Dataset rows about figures
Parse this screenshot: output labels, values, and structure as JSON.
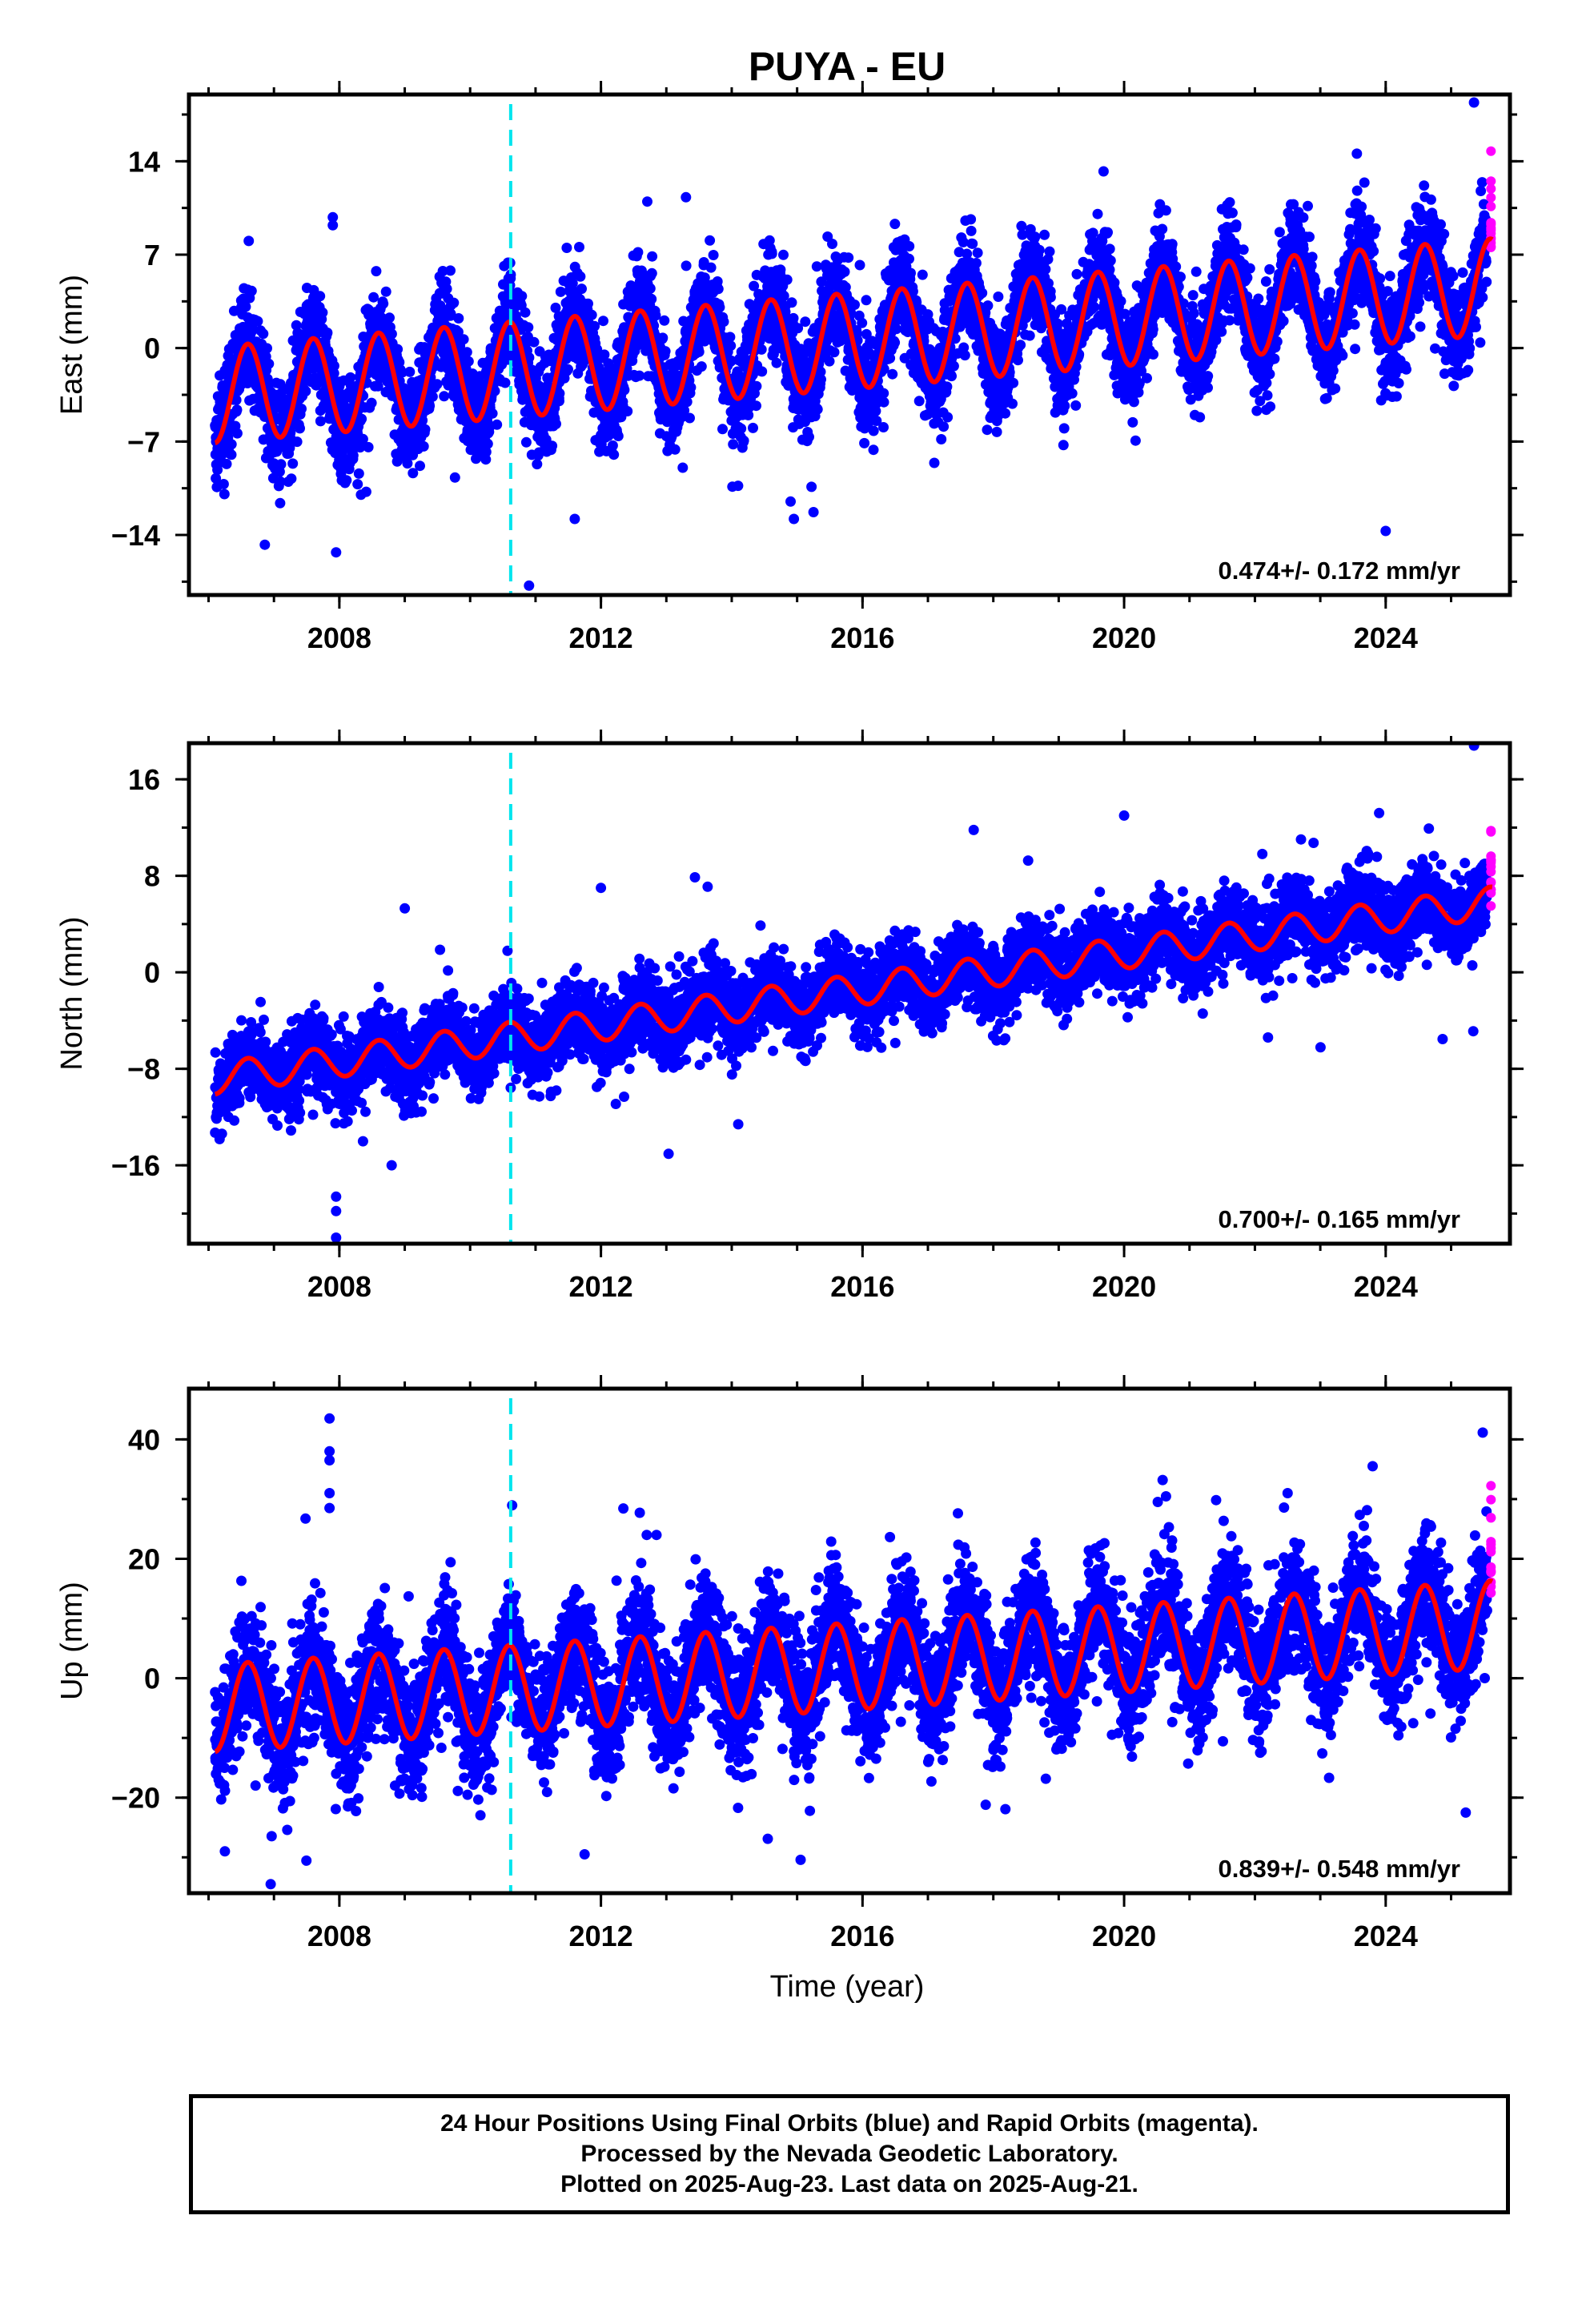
{
  "title": "PUYA - EU",
  "xlabel": "Time (year)",
  "footer": {
    "line1": "24 Hour Positions Using Final Orbits (blue) and Rapid Orbits (magenta).",
    "line2": "Processed by the Nevada Geodetic Laboratory.",
    "line3": "Plotted on 2025-Aug-23. Last data on 2025-Aug-21."
  },
  "colors": {
    "final_orbits": "#0000ff",
    "rapid_orbits": "#ff00ff",
    "model": "#ff0000",
    "equipment_change": "#00e5ee"
  },
  "chart_data": [
    {
      "type": "scatter",
      "name": "east",
      "ylabel": "East (mm)",
      "rate_text": "0.474+/- 0.172 mm/yr",
      "xlim": [
        2005.7,
        2025.9
      ],
      "ylim": [
        -18.5,
        19
      ],
      "yticks": [
        -14,
        -7,
        0,
        7,
        14
      ],
      "xticks": [
        2008,
        2012,
        2016,
        2020,
        2024
      ],
      "x_minor_step": 1,
      "y_minor_step": 3.5,
      "equipment_change_x": 2010.62,
      "start": 2006.1,
      "end": 2025.63,
      "rapid_start": 2025.55,
      "trend": {
        "at_start": -3.5,
        "at_end": 4.6
      },
      "annual_amplitude": 3.6,
      "annual_phase": 0.0,
      "noise": 1.9,
      "outliers": [
        [
          2007.9,
          9.8
        ],
        [
          2007.9,
          9.2
        ],
        [
          2007.95,
          -15.3
        ],
        [
          2010.9,
          -17.8
        ],
        [
          2011.6,
          -12.8
        ],
        [
          2014.9,
          -11.5
        ],
        [
          2014.95,
          -12.8
        ],
        [
          2024.0,
          -13.7
        ],
        [
          2025.35,
          18.4
        ],
        [
          2013.3,
          11.3
        ]
      ]
    },
    {
      "type": "scatter",
      "name": "north",
      "ylabel": "North (mm)",
      "rate_text": "0.700+/- 0.165 mm/yr",
      "xlim": [
        2005.7,
        2025.9
      ],
      "ylim": [
        -22.5,
        19
      ],
      "yticks": [
        -16,
        -8,
        0,
        8,
        16
      ],
      "xticks": [
        2008,
        2012,
        2016,
        2020,
        2024
      ],
      "x_minor_step": 1,
      "y_minor_step": 4,
      "equipment_change_x": 2010.62,
      "start": 2006.1,
      "end": 2025.63,
      "rapid_start": 2025.55,
      "trend": {
        "at_start": -8.8,
        "at_end": 5.8
      },
      "annual_amplitude": 1.3,
      "annual_phase": 0.0,
      "noise": 1.6,
      "outliers": [
        [
          2007.95,
          -18.6
        ],
        [
          2007.95,
          -19.8
        ],
        [
          2007.95,
          -22.0
        ],
        [
          2025.35,
          18.8
        ],
        [
          2020.0,
          13.0
        ],
        [
          2023.9,
          13.2
        ],
        [
          2017.7,
          11.8
        ],
        [
          2012.0,
          7.0
        ],
        [
          2009.0,
          5.3
        ],
        [
          2022.2,
          -5.4
        ],
        [
          2014.1,
          -12.6
        ],
        [
          2008.8,
          -16.0
        ]
      ]
    },
    {
      "type": "scatter",
      "name": "up",
      "ylabel": "Up (mm)",
      "rate_text": "0.839+/- 0.548 mm/yr",
      "xlim": [
        2005.7,
        2025.9
      ],
      "ylim": [
        -36,
        48.5
      ],
      "yticks": [
        -20,
        0,
        20,
        40
      ],
      "xticks": [
        2008,
        2012,
        2016,
        2020,
        2024
      ],
      "x_minor_step": 1,
      "y_minor_step": 10,
      "equipment_change_x": 2010.62,
      "start": 2006.1,
      "end": 2025.63,
      "rapid_start": 2025.55,
      "trend": {
        "at_start": -5.0,
        "at_end": 9.0
      },
      "annual_amplitude": 7.3,
      "annual_phase": 0.0,
      "noise": 5.0,
      "outliers": [
        [
          2007.85,
          43.5
        ],
        [
          2007.85,
          38.0
        ],
        [
          2007.85,
          36.5
        ],
        [
          2007.85,
          31.0
        ],
        [
          2007.85,
          28.5
        ],
        [
          2006.95,
          -34.5
        ],
        [
          2011.75,
          -29.5
        ],
        [
          2006.25,
          -29.0
        ],
        [
          2023.8,
          35.5
        ],
        [
          2022.5,
          31.0
        ],
        [
          2012.7,
          24.0
        ],
        [
          2012.85,
          24.0
        ]
      ]
    }
  ]
}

▸ **JOB**
What is the number of lines in this listing that contain the word "ylabel"? Answer with that number and nothing else.

▸ **OUTPUT OF THE EXERCISE**
3